Aim of the task
Take every line from the material that has the word "التي" in it.

(Saved entries)

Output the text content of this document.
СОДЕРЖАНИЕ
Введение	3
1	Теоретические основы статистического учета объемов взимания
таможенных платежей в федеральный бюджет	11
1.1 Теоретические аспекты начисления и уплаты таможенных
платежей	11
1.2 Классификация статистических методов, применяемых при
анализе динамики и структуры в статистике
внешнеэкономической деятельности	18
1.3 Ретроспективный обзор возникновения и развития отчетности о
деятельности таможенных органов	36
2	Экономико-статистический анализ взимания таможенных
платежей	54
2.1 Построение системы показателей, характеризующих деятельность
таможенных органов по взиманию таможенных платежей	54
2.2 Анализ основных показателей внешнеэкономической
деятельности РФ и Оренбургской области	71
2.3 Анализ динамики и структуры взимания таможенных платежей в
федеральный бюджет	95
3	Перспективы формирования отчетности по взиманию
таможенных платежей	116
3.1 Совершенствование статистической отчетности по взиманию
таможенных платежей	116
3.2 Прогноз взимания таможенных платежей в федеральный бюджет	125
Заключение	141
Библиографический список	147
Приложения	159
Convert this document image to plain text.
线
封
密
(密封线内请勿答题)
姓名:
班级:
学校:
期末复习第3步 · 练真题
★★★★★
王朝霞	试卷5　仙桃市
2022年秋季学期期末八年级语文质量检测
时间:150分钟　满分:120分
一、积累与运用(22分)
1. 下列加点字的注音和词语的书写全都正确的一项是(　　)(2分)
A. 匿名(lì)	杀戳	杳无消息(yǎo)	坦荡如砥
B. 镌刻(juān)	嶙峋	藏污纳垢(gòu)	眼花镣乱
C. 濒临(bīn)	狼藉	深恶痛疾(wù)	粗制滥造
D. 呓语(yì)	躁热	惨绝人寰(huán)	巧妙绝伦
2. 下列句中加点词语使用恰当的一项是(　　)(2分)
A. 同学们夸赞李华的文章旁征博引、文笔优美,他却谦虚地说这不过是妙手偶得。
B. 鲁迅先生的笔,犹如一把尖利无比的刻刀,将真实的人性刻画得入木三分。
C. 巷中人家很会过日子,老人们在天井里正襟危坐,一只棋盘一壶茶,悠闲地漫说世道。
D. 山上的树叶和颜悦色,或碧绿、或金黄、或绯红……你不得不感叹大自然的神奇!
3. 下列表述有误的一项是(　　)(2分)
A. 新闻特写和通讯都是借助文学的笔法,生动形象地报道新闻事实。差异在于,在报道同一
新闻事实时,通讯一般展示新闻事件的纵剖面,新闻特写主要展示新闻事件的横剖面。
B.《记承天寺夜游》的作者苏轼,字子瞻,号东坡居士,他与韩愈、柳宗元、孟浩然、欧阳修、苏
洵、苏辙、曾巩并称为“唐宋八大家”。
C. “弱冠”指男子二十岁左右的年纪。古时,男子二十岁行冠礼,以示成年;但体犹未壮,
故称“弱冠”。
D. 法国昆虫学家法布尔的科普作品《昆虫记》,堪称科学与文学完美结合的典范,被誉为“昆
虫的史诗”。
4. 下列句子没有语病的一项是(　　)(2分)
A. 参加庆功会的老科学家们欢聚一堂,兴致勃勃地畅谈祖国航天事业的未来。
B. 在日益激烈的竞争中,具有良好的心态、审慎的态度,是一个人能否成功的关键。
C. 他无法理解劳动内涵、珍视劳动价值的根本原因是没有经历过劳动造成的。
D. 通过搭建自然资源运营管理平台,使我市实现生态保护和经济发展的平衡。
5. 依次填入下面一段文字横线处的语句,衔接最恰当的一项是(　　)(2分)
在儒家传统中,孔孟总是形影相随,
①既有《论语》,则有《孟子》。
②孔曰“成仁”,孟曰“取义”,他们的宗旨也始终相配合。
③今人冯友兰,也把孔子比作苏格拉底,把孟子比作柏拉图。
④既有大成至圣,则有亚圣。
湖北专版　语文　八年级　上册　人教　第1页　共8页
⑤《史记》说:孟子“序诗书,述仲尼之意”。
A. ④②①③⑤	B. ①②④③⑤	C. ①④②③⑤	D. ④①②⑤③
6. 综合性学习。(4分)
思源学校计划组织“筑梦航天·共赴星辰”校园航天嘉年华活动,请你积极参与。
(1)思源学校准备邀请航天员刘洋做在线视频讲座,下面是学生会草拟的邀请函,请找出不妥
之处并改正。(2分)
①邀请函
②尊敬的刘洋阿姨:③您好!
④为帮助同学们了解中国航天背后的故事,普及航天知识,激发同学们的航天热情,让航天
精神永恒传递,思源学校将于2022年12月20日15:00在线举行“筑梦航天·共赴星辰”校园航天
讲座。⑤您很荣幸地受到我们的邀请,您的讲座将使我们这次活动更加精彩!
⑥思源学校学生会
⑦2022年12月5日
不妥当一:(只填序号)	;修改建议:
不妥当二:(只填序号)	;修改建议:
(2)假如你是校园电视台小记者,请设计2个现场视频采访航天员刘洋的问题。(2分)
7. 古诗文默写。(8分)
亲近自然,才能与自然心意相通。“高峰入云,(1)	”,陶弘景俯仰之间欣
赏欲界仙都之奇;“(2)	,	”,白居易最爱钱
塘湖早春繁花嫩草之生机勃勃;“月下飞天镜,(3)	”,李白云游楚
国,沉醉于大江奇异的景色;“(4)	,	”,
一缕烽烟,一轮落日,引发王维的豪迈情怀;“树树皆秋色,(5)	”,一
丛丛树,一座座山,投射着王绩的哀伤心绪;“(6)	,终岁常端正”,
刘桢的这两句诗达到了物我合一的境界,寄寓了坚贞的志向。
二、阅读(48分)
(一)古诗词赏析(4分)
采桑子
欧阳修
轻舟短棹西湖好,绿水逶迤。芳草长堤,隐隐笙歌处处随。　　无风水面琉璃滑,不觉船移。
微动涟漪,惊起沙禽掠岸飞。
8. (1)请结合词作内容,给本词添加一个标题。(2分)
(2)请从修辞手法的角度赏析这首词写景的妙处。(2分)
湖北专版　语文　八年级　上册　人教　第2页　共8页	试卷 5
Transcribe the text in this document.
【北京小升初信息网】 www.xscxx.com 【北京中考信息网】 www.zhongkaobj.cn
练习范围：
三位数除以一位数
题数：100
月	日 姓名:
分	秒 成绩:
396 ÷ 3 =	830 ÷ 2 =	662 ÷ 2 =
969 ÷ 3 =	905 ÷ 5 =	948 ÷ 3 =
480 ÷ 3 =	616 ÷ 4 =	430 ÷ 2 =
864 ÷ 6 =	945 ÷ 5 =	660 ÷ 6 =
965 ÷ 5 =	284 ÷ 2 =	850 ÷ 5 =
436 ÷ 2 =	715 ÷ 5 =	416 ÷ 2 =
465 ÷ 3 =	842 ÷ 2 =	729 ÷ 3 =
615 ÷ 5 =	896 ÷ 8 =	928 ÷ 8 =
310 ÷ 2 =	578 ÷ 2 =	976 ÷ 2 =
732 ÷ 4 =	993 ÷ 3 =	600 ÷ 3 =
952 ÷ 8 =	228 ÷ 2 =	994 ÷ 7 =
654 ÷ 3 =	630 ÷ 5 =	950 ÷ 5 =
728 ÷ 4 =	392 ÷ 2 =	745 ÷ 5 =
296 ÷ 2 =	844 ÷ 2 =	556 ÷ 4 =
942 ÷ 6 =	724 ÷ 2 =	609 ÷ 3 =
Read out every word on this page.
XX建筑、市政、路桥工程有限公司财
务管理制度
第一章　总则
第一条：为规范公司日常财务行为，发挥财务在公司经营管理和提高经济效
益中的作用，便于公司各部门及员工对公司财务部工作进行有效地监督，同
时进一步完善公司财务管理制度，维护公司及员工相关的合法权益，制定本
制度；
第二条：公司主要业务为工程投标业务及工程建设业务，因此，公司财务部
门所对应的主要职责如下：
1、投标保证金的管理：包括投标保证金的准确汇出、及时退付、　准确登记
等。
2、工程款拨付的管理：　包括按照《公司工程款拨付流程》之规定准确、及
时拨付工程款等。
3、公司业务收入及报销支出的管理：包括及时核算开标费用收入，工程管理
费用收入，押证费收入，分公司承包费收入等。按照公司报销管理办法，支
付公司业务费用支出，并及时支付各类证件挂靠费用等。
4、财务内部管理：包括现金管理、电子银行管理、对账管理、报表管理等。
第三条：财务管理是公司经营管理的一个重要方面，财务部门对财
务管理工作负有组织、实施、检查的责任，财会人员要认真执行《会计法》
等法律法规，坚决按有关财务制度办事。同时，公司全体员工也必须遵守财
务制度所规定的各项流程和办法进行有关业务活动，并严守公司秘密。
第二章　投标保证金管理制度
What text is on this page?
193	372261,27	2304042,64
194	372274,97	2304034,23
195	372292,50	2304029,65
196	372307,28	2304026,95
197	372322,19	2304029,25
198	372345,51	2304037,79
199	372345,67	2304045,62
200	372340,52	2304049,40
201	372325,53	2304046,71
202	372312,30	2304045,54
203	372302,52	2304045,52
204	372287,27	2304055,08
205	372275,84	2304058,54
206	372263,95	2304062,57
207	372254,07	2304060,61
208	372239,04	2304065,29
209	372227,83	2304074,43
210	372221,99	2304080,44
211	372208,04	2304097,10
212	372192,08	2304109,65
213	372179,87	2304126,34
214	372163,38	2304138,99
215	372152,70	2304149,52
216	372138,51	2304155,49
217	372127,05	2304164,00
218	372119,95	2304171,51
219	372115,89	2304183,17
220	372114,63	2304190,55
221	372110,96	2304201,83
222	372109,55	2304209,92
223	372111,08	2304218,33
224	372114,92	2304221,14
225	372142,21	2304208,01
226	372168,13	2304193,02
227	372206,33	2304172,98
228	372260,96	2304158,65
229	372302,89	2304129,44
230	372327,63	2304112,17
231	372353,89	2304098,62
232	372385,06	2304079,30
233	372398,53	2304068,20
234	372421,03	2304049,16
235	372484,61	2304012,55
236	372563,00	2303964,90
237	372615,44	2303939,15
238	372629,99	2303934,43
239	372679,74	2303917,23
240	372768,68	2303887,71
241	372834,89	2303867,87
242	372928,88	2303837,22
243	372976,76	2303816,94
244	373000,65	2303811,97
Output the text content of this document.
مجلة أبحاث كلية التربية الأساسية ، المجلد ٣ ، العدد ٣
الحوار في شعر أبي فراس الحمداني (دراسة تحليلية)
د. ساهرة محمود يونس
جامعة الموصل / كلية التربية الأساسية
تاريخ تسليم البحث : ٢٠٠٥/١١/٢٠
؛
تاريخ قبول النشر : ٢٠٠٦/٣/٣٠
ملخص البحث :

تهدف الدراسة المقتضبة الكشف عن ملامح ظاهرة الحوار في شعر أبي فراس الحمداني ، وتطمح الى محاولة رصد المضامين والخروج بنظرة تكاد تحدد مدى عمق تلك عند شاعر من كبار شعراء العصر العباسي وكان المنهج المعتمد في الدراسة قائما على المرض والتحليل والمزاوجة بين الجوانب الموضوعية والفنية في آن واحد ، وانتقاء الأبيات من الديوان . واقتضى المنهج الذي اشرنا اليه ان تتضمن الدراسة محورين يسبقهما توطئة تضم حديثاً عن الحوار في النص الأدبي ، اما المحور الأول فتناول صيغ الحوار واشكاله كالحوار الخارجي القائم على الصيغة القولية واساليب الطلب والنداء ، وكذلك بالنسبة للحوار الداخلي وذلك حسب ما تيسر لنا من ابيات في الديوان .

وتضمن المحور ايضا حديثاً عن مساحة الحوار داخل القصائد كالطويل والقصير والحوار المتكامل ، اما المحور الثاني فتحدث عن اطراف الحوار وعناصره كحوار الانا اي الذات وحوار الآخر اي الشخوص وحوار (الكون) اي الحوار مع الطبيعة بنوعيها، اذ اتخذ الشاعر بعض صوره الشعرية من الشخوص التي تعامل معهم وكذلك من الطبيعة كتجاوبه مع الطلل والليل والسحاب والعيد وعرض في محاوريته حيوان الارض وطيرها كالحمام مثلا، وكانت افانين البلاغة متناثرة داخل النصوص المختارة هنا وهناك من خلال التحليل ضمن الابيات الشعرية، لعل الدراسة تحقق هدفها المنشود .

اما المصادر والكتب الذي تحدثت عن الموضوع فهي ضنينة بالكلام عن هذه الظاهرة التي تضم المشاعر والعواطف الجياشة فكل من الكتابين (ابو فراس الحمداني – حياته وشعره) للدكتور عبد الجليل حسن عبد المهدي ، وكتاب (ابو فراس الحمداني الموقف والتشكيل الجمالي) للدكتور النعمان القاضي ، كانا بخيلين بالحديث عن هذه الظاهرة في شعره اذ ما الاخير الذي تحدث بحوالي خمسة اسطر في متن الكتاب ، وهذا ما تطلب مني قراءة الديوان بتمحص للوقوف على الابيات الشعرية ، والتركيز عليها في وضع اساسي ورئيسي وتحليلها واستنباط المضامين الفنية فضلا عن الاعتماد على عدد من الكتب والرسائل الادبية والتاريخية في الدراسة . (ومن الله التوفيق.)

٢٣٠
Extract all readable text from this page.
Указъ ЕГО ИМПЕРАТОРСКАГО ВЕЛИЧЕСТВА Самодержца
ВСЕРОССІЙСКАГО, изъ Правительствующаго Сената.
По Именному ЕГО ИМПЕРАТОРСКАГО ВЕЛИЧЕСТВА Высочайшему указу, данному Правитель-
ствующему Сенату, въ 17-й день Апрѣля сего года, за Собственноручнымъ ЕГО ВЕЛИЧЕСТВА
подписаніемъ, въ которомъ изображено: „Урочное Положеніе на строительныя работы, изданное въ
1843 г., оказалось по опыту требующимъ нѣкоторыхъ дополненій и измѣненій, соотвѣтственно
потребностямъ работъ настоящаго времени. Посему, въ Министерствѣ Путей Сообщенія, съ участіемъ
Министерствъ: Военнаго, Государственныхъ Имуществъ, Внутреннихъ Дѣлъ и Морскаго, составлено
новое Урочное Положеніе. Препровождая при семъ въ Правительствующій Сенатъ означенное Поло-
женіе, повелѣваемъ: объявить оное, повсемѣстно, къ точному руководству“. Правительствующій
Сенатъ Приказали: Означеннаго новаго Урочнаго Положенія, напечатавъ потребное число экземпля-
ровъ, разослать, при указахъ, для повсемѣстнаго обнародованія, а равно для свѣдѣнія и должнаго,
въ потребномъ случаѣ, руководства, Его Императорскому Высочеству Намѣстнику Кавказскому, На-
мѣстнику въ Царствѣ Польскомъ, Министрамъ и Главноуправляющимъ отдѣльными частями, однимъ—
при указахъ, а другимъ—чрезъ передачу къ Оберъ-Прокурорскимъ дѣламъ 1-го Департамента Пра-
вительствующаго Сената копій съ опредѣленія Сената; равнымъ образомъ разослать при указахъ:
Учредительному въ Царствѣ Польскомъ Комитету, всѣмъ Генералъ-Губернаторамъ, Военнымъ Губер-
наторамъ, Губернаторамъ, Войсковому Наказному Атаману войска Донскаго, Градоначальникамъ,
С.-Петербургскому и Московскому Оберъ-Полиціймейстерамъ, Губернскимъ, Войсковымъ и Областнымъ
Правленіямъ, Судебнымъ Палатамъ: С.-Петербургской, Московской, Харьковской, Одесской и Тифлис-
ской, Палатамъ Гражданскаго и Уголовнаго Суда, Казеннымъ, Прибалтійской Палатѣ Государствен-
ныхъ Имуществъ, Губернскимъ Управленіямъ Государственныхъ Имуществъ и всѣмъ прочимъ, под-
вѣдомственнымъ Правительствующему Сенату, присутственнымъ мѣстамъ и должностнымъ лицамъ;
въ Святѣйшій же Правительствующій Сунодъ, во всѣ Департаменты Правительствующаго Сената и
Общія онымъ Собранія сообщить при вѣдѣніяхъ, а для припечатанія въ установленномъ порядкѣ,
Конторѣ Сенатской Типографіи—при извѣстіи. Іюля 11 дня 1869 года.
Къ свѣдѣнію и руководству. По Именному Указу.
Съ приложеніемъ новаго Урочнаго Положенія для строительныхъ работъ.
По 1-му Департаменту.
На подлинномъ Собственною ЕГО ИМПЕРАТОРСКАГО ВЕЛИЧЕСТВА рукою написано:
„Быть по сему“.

Result for this task
وتضمن المحور ايضا حديثاً عن مساحة الحوار داخل القصائد كالطويل والقصير والحوار المتكامل ، اما المحور الثاني فتحدث عن اطراف الحوار وعناصره كحوار الانا اي الذات وحوار الآخر اي الشخوص وحوار (الكون) اي الحوار مع الطبيعة بنوعيها، اذ اتخذ الشاعر بعض صوره الشعرية من الشخوص التي تعامل معهم وكذلك من الطبيعة كتجاوبه مع الطلل والليل والسحاب والعيد وعرض في محاوريته حيوان الارض وطيرها كالحمام مثلا، وكانت افانين البلاغة متناثرة داخل النصوص المختارة هنا وهناك من خلال التحليل ضمن الابيات الشعرية، لعل الدراسة تحقق هدفها المنشود .
اما المصادر والكتب الذي تحدثت عن الموضوع فهي ضنينة بالكلام عن هذه الظاهرة التي تضم المشاعر والعواطف الجياشة فكل من الكتابين (ابو فراس الحمداني – حياته وشعره) للدكتور عبد الجليل حسن عبد المهدي ، وكتاب (ابو فراس الحمداني الموقف والتشكيل الجمالي) للدكتور النعمان القاضي ، كانا بخيلين بالحديث عن هذه الظاهرة في شعره اذ ما الاخير الذي تحدث بحوالي خمسة اسطر في متن الكتاب ، وهذا ما تطلب مني قراءة الديوان بتمحص للوقوف على الابيات الشعرية ، والتركيز عليها في وضع اساسي ورئيسي وتحليلها واستنباط المضامين الفنية فضلا عن الاعتماد على عدد من الكتب والرسائل الادبية والتاريخية في الدراسة . (ومن الله التوفيق.)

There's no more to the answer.